O que fazer: Reproduza fielmente a parte do texto sobre a taxa SATI que começa em "Estabelece o artigo" e segue até "desfavor do consumidor.".

-------- Trecho do texto --------

Busca sem resultado
jusbrasil.com.br
23 de Abril de 2024

Da abusividade de cobrança da taxa SATI / ATI

A cobrança de serviço de atendimento técnico-imobiliário em imóvel adquirido na planta é abusiva.

há 7 anos

Da abusividade de cobrana da taxa SATI ATI

Estabelece o artigo , inciso I, da Lei nº 8.078/90, que:

"A Política Nacional das Relações de Consumo tem por objetivo o atendimento das necessidades dos consumidores, o respeito à sua dignidade, saúde e segurança, a proteção de seus interesses econômicos, a melhoria de sua qualidade de vida, bem como a transparência e harmonia das relações de consumo, atendidos os seguintes princípios: I – o reconhecimento da vulnerabilidade do consumidor no mercado de consumo;"

Em perfeita sintonia com o nosso cotidiano, assim, o texto legal em apreço dispõe que o consumidor deve merecer tratamento compatível com a sua condição de elo mais frágil nas relações de consumo. Tratando-se de matéria contratual, nomeadamente dos chamados contratos de adesão, como é o caso, o desequilíbrio afigura-se patente em desfavor do consumidor.

-------- Dados fornecidos --------

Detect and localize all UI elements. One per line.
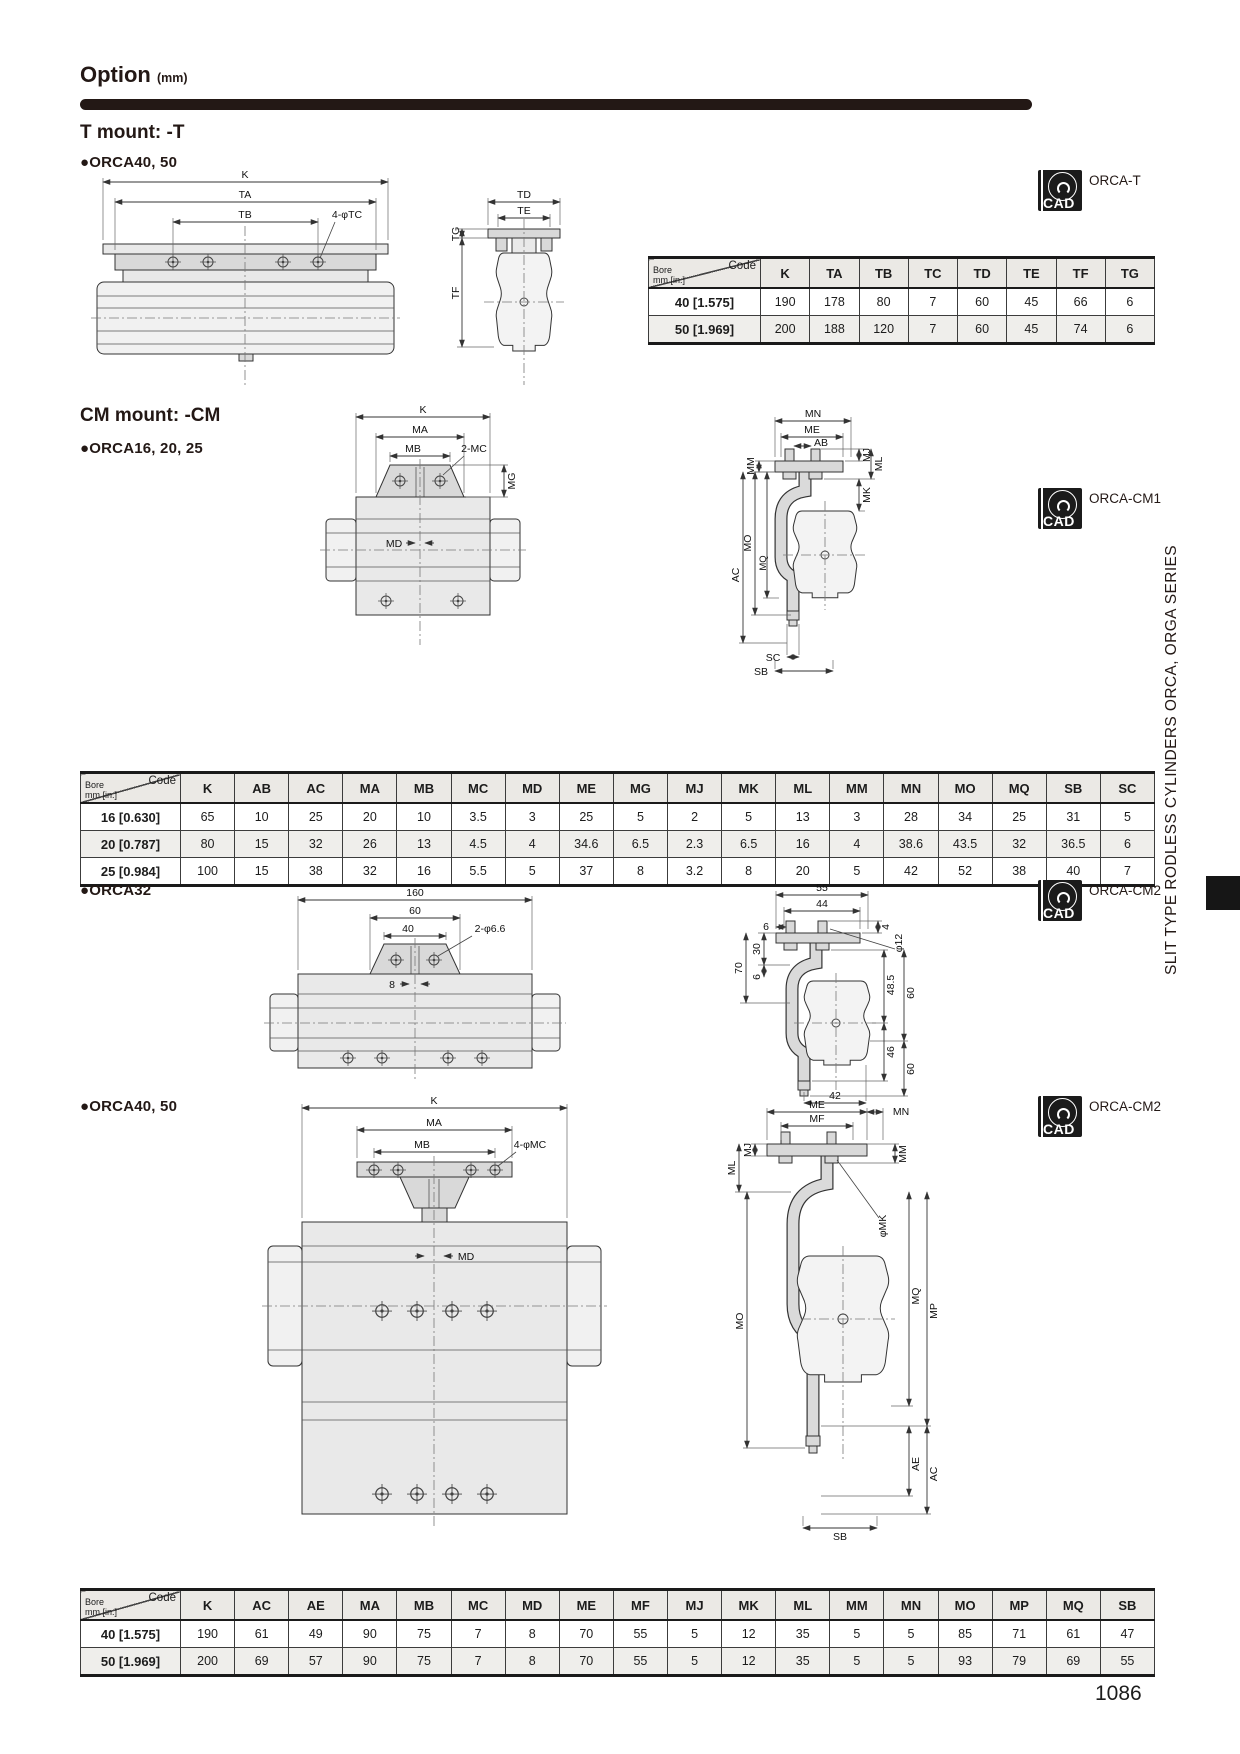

--------

Resposta:
Estabelece o artigo , inciso I, da Lei nº 8.078/90, que:

"A Política Nacional das Relações de Consumo tem por objetivo o atendimento das necessidades dos consumidores, o respeito à sua dignidade, saúde e segurança, a proteção de seus interesses econômicos, a melhoria de sua qualidade de vida, bem como a transparência e harmonia das relações de consumo, atendidos os seguintes princípios: I – o reconhecimento da vulnerabilidade do consumidor no mercado de consumo;"

Em perfeita sintonia com o nosso cotidiano, assim, o texto legal em apreço dispõe que o consumidor deve merecer tratamento compatível com a sua condição de elo mais frágil nas relações de consumo. Tratando-se de matéria contratual, nomeadamente dos chamados contratos de adesão, como é o caso, o desequilíbrio afigura-se patente em desfavor do consumidor.